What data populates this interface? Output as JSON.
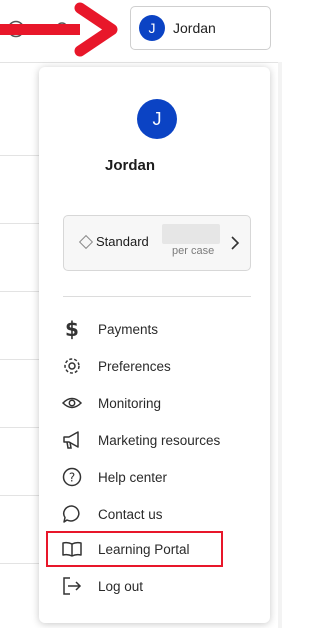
{
  "header": {
    "user_button": {
      "avatar_initial": "J",
      "name": "Jordan"
    }
  },
  "colors": {
    "avatar": "#0b43c4",
    "annotation_red": "#e8172a"
  },
  "dropdown": {
    "avatar_initial": "J",
    "user_name": "Jordan",
    "plan": {
      "icon": "diamond-icon",
      "name": "Standard",
      "unit": "per case",
      "chevron": "chevron-right-icon"
    },
    "menu": [
      {
        "icon": "dollar-icon",
        "label": "Payments"
      },
      {
        "icon": "gear-icon",
        "label": "Preferences"
      },
      {
        "icon": "eye-icon",
        "label": "Monitoring"
      },
      {
        "icon": "megaphone-icon",
        "label": "Marketing resources"
      },
      {
        "icon": "question-circle-icon",
        "label": "Help center"
      },
      {
        "icon": "chat-bubble-icon",
        "label": "Contact us"
      },
      {
        "icon": "book-icon",
        "label": "Learning Portal",
        "annotated": true
      },
      {
        "icon": "logout-icon",
        "label": "Log out"
      }
    ]
  },
  "annotations": {
    "arrow": "red-arrow-pointing-right",
    "highlight": "red-box-around-learning-portal"
  }
}
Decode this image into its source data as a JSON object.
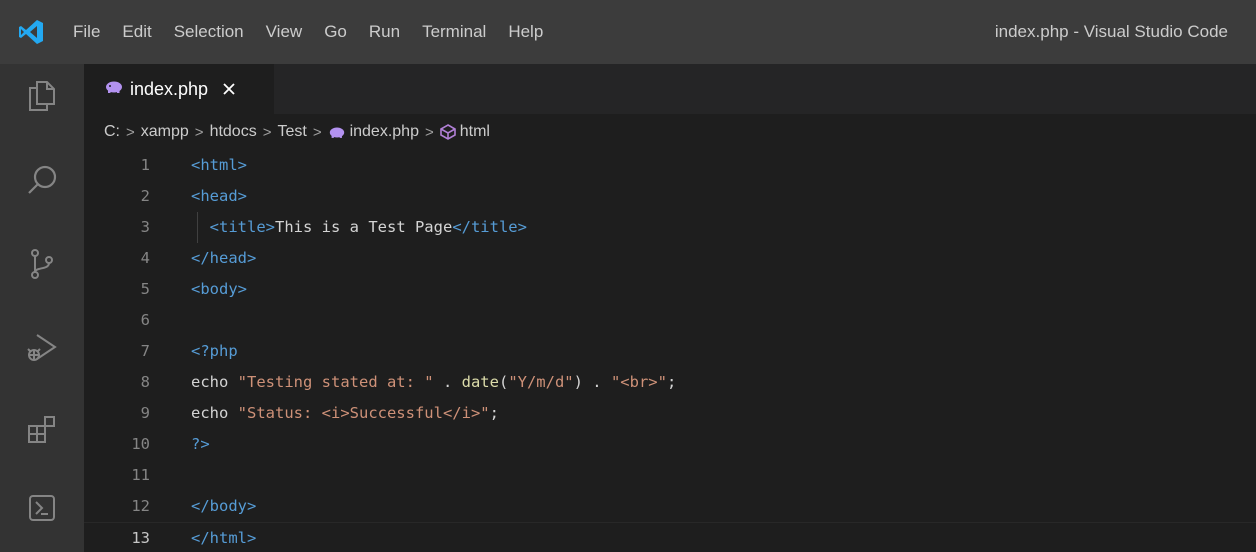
{
  "menu": {
    "items": [
      "File",
      "Edit",
      "Selection",
      "View",
      "Go",
      "Run",
      "Terminal",
      "Help"
    ]
  },
  "window_title": "index.php - Visual Studio Code",
  "tab": {
    "label": "index.php",
    "close": "✕"
  },
  "breadcrumb": {
    "items": [
      "C:",
      "xampp",
      "htdocs",
      "Test",
      "index.php",
      "html"
    ],
    "separator": ">"
  },
  "activity_icons": [
    "explorer-icon",
    "search-icon",
    "source-control-icon",
    "run-debug-icon",
    "extensions-icon",
    "terminal-icon"
  ],
  "editor": {
    "active_line": 13,
    "lines": [
      {
        "n": "1",
        "tokens": [
          [
            "tag",
            "<html>"
          ]
        ]
      },
      {
        "n": "2",
        "tokens": [
          [
            "tag",
            "<head>"
          ]
        ]
      },
      {
        "n": "3",
        "tokens": [
          [
            "tag",
            "  <title>"
          ],
          [
            "text",
            "This is a Test Page"
          ],
          [
            "tag",
            "</title>"
          ]
        ]
      },
      {
        "n": "4",
        "tokens": [
          [
            "tag",
            "</head>"
          ]
        ]
      },
      {
        "n": "5",
        "tokens": [
          [
            "tag",
            "<body>"
          ]
        ]
      },
      {
        "n": "6",
        "tokens": []
      },
      {
        "n": "7",
        "tokens": [
          [
            "php",
            "<?php"
          ]
        ]
      },
      {
        "n": "8",
        "tokens": [
          [
            "kw",
            "echo "
          ],
          [
            "str",
            "\"Testing stated at: \""
          ],
          [
            "kw",
            " . "
          ],
          [
            "fn",
            "date"
          ],
          [
            "kw",
            "("
          ],
          [
            "str",
            "\"Y/m/d\""
          ],
          [
            "kw",
            ") . "
          ],
          [
            "str",
            "\"<br>\""
          ],
          [
            "kw",
            ";"
          ]
        ]
      },
      {
        "n": "9",
        "tokens": [
          [
            "kw",
            "echo "
          ],
          [
            "str",
            "\"Status: <i>Successful</i>\""
          ],
          [
            "kw",
            ";"
          ]
        ]
      },
      {
        "n": "10",
        "tokens": [
          [
            "php",
            "?>"
          ]
        ]
      },
      {
        "n": "11",
        "tokens": []
      },
      {
        "n": "12",
        "tokens": [
          [
            "tag",
            "</body>"
          ]
        ]
      },
      {
        "n": "13",
        "tokens": [
          [
            "tag",
            "</html>"
          ]
        ]
      }
    ]
  },
  "colors": {
    "titlebar": "#3c3c3c",
    "activitybar": "#333333",
    "editor_bg": "#1e1e1e",
    "tag": "#569cd6",
    "string": "#ce9178",
    "function": "#dcdcaa",
    "php_icon": "#b392f0",
    "vscode_logo": "#23a9f2"
  }
}
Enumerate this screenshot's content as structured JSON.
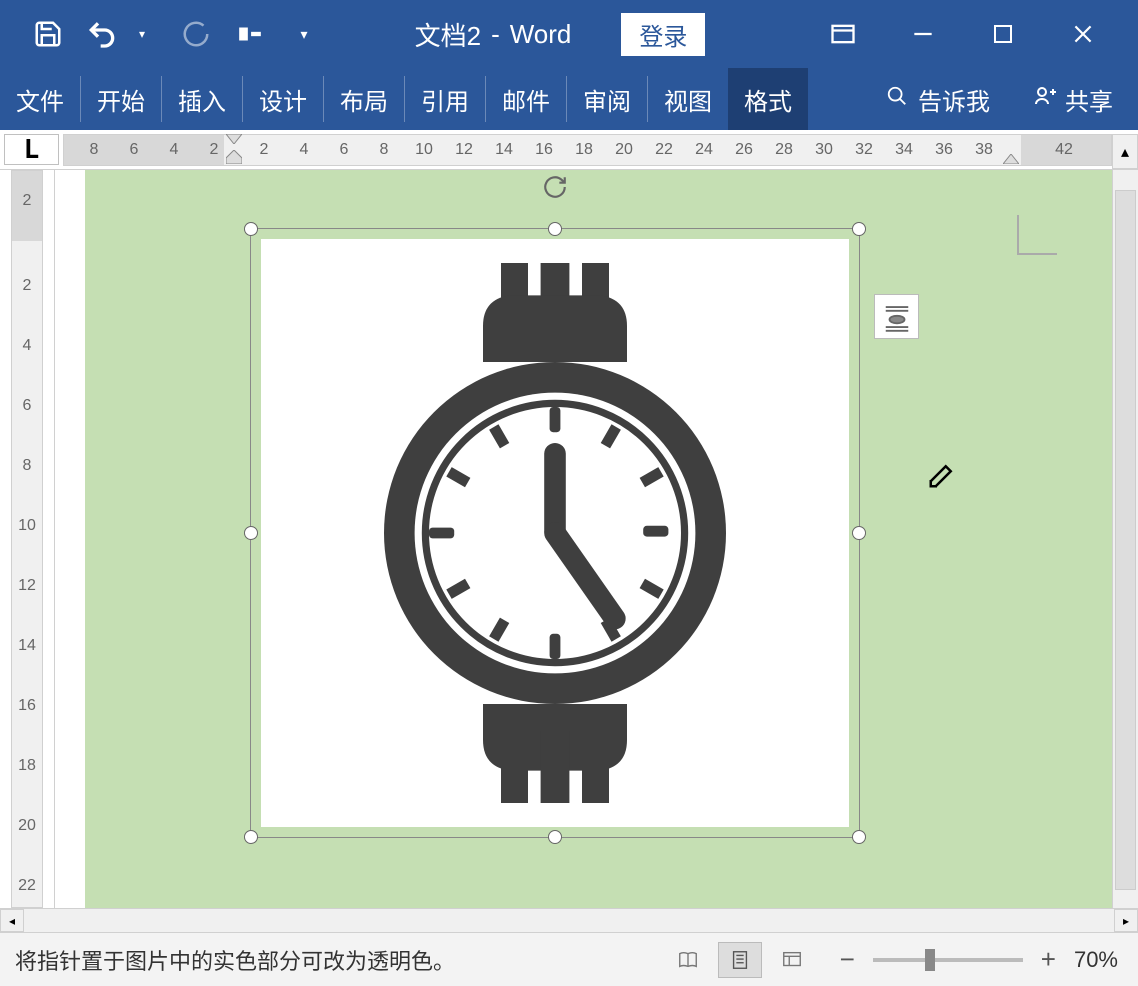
{
  "title": {
    "doc": "文档2",
    "sep": "-",
    "app": "Word"
  },
  "login": "登录",
  "tabs": {
    "file": "文件",
    "home": "开始",
    "insert": "插入",
    "design": "设计",
    "layout": "布局",
    "references": "引用",
    "mailings": "邮件",
    "review": "审阅",
    "view": "视图",
    "format": "格式"
  },
  "tell_me": "告诉我",
  "share": "共享",
  "hruler": [
    8,
    6,
    4,
    2,
    2,
    4,
    6,
    8,
    10,
    12,
    14,
    16,
    18,
    20,
    22,
    24,
    26,
    28,
    30,
    32,
    34,
    36,
    38,
    42
  ],
  "vruler": [
    2,
    2,
    4,
    6,
    8,
    10,
    12,
    14,
    16,
    18,
    20,
    22
  ],
  "status_text": "将指针置于图片中的实色部分可改为透明色。",
  "zoom_pct": "70%"
}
◆ ◆ ◆ ◆ ◆
Copy exactly, please, the lines that run from the line holding "Enumerate this screenshot's" through the closing line of the material above, omitting every picture.

Output of the exercise:
Enumerate this screenshot's content as structured JSON.
{
  "title": {
    "doc": "文档2",
    "sep": "-",
    "app": "Word"
  },
  "login": "登录",
  "tabs": {
    "file": "文件",
    "home": "开始",
    "insert": "插入",
    "design": "设计",
    "layout": "布局",
    "references": "引用",
    "mailings": "邮件",
    "review": "审阅",
    "view": "视图",
    "format": "格式"
  },
  "tell_me": "告诉我",
  "share": "共享",
  "hruler": [
    8,
    6,
    4,
    2,
    2,
    4,
    6,
    8,
    10,
    12,
    14,
    16,
    18,
    20,
    22,
    24,
    26,
    28,
    30,
    32,
    34,
    36,
    38,
    42
  ],
  "vruler": [
    2,
    2,
    4,
    6,
    8,
    10,
    12,
    14,
    16,
    18,
    20,
    22
  ],
  "status_text": "将指针置于图片中的实色部分可改为透明色。",
  "zoom_pct": "70%"
}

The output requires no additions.